─── INPUT ROWS ───

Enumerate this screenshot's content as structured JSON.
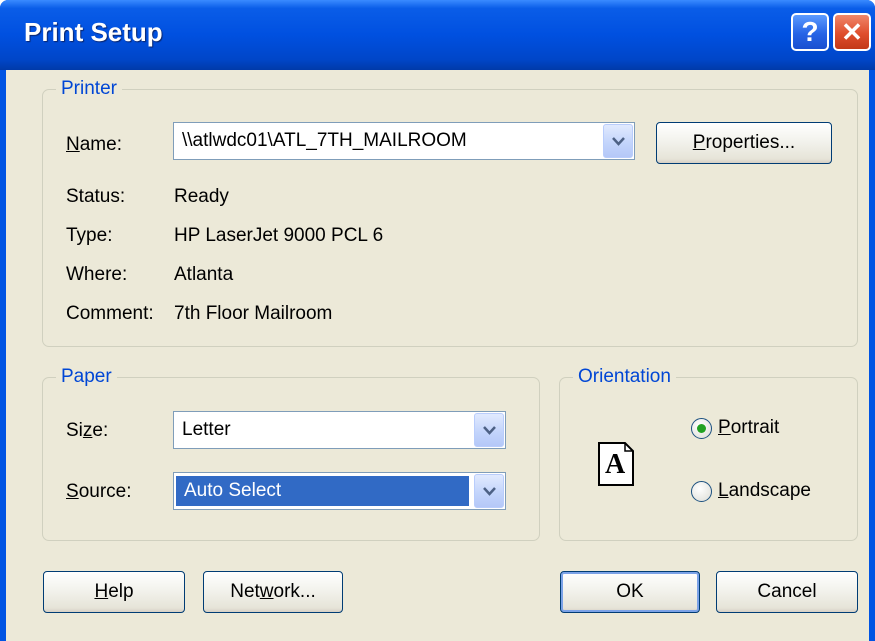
{
  "window": {
    "title": "Print Setup",
    "help_glyph": "?",
    "close_glyph": "✕"
  },
  "printer": {
    "legend": "Printer",
    "name_label_pre": "",
    "name_label_u": "N",
    "name_label_post": "ame:",
    "name_value": "\\\\atlwdc01\\ATL_7TH_MAILROOM",
    "properties_button": {
      "u": "P",
      "post": "roperties..."
    },
    "status_label": "Status:",
    "status_value": "Ready",
    "type_label": "Type:",
    "type_value": "HP LaserJet 9000 PCL 6",
    "where_label": "Where:",
    "where_value": "Atlanta",
    "comment_label": "Comment:",
    "comment_value": "7th Floor Mailroom"
  },
  "paper": {
    "legend": "Paper",
    "size_label_pre": "Si",
    "size_label_u": "z",
    "size_label_post": "e:",
    "size_value": "Letter",
    "source_label_pre": "",
    "source_label_u": "S",
    "source_label_post": "ource:",
    "source_value": "Auto Select"
  },
  "orientation": {
    "legend": "Orientation",
    "page_icon_letter": "A",
    "portrait": {
      "pre": "",
      "u": "P",
      "post": "ortrait",
      "checked": true
    },
    "landscape": {
      "pre": "",
      "u": "L",
      "post": "andscape",
      "checked": false
    }
  },
  "buttons": {
    "help": {
      "pre": "",
      "u": "H",
      "post": "elp"
    },
    "network": {
      "pre": "Net",
      "u": "w",
      "post": "ork..."
    },
    "ok": "OK",
    "cancel": "Cancel"
  },
  "colors": {
    "title_bar": "#0054e3",
    "dialog_face": "#ece9d8",
    "group_label": "#0046d5",
    "selection": "#316ac5",
    "radio_dot": "#21a121"
  }
}
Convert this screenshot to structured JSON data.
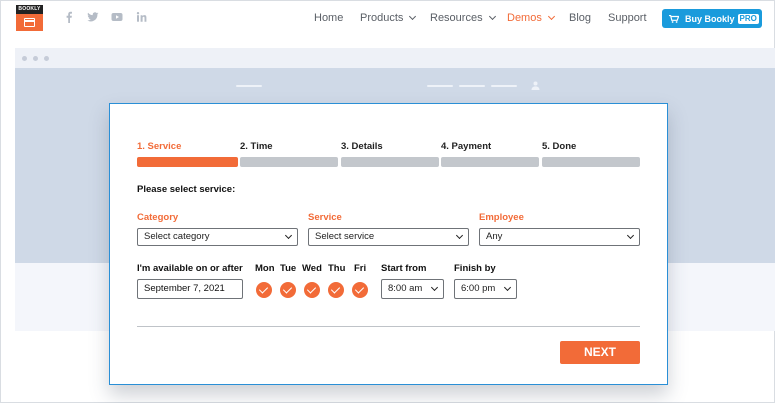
{
  "brand": {
    "logo_text": "BOOKLY",
    "accent": "#f26b38",
    "blue": "#1a9bdc"
  },
  "social": [
    "facebook-icon",
    "twitter-icon",
    "youtube-icon",
    "linkedin-icon"
  ],
  "nav": {
    "home": "Home",
    "products": "Products",
    "resources": "Resources",
    "demos": "Demos",
    "blog": "Blog",
    "support": "Support",
    "buy_label": "Buy Bookly",
    "buy_badge": "PRO"
  },
  "wizard": {
    "steps": [
      {
        "label": "1. Service"
      },
      {
        "label": "2. Time"
      },
      {
        "label": "3. Details"
      },
      {
        "label": "4. Payment"
      },
      {
        "label": "5. Done"
      }
    ],
    "active_step": 1,
    "prompt": "Please select service:",
    "category": {
      "label": "Category",
      "value": "Select category"
    },
    "service": {
      "label": "Service",
      "value": "Select service"
    },
    "employee": {
      "label": "Employee",
      "value": "Any"
    },
    "available_label": "I'm available on or after",
    "date_value": "September 7, 2021",
    "days": [
      "Mon",
      "Tue",
      "Wed",
      "Thu",
      "Fri"
    ],
    "start": {
      "label": "Start from",
      "value": "8:00 am"
    },
    "finish": {
      "label": "Finish by",
      "value": "6:00 pm"
    },
    "next_label": "NEXT"
  }
}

───

- GIVEN EXERCISE:
Write out the records above once more, word for word, with no pictures.

- COMPLETE RESPONSE:
Enumerate this screenshot's content as structured JSON.
{
  "window": {
    "title": "Print Setup",
    "help_glyph": "?",
    "close_glyph": "✕"
  },
  "printer": {
    "legend": "Printer",
    "name_label_pre": "",
    "name_label_u": "N",
    "name_label_post": "ame:",
    "name_value": "\\\\atlwdc01\\ATL_7TH_MAILROOM",
    "properties_button": {
      "u": "P",
      "post": "roperties..."
    },
    "status_label": "Status:",
    "status_value": "Ready",
    "type_label": "Type:",
    "type_value": "HP LaserJet 9000 PCL 6",
    "where_label": "Where:",
    "where_value": "Atlanta",
    "comment_label": "Comment:",
    "comment_value": "7th Floor Mailroom"
  },
  "paper": {
    "legend": "Paper",
    "size_label_pre": "Si",
    "size_label_u": "z",
    "size_label_post": "e:",
    "size_value": "Letter",
    "source_label_pre": "",
    "source_label_u": "S",
    "source_label_post": "ource:",
    "source_value": "Auto Select"
  },
  "orientation": {
    "legend": "Orientation",
    "page_icon_letter": "A",
    "portrait": {
      "pre": "",
      "u": "P",
      "post": "ortrait",
      "checked": true
    },
    "landscape": {
      "pre": "",
      "u": "L",
      "post": "andscape",
      "checked": false
    }
  },
  "buttons": {
    "help": {
      "pre": "",
      "u": "H",
      "post": "elp"
    },
    "network": {
      "pre": "Net",
      "u": "w",
      "post": "ork..."
    },
    "ok": "OK",
    "cancel": "Cancel"
  },
  "colors": {
    "title_bar": "#0054e3",
    "dialog_face": "#ece9d8",
    "group_label": "#0046d5",
    "selection": "#316ac5",
    "radio_dot": "#21a121"
  }
}
Convert this screenshot to structured JSON data.
{
  "brand": {
    "logo_text": "BOOKLY",
    "accent": "#f26b38",
    "blue": "#1a9bdc"
  },
  "social": [
    "facebook-icon",
    "twitter-icon",
    "youtube-icon",
    "linkedin-icon"
  ],
  "nav": {
    "home": "Home",
    "products": "Products",
    "resources": "Resources",
    "demos": "Demos",
    "blog": "Blog",
    "support": "Support",
    "buy_label": "Buy Bookly",
    "buy_badge": "PRO"
  },
  "wizard": {
    "steps": [
      {
        "label": "1. Service"
      },
      {
        "label": "2. Time"
      },
      {
        "label": "3. Details"
      },
      {
        "label": "4. Payment"
      },
      {
        "label": "5. Done"
      }
    ],
    "active_step": 1,
    "prompt": "Please select service:",
    "category": {
      "label": "Category",
      "value": "Select category"
    },
    "service": {
      "label": "Service",
      "value": "Select service"
    },
    "employee": {
      "label": "Employee",
      "value": "Any"
    },
    "available_label": "I'm available on or after",
    "date_value": "September 7, 2021",
    "days": [
      "Mon",
      "Tue",
      "Wed",
      "Thu",
      "Fri"
    ],
    "start": {
      "label": "Start from",
      "value": "8:00 am"
    },
    "finish": {
      "label": "Finish by",
      "value": "6:00 pm"
    },
    "next_label": "NEXT"
  }
}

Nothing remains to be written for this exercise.